[Problem requirements]: Pick out all lines with the word "médian" from the records that follow.

[Record excerpts]:

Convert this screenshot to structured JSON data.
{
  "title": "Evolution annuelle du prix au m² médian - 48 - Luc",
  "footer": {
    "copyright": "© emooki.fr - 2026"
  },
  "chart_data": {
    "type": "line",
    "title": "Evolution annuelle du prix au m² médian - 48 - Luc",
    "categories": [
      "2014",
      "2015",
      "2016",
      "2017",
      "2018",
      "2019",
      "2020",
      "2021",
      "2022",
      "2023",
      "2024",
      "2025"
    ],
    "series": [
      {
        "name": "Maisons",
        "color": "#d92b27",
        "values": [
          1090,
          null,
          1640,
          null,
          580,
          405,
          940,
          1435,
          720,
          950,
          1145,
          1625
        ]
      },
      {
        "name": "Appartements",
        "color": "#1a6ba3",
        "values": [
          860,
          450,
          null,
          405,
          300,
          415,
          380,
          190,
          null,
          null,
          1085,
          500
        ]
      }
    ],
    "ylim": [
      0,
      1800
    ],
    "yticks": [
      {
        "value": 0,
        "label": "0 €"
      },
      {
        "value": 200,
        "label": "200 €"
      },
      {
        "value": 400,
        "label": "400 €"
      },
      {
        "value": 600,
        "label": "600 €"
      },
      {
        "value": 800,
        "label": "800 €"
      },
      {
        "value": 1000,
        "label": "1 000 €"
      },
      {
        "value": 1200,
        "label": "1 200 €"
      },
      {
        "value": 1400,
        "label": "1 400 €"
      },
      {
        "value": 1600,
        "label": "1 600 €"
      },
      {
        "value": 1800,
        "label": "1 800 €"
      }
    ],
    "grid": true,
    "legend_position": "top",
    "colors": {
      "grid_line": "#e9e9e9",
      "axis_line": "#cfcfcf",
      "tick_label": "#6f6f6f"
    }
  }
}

[Written answer]:
  "title": "Evolution annuelle du prix au m² médian - 48 - Luc",
    "title": "Evolution annuelle du prix au m² médian - 48 - Luc",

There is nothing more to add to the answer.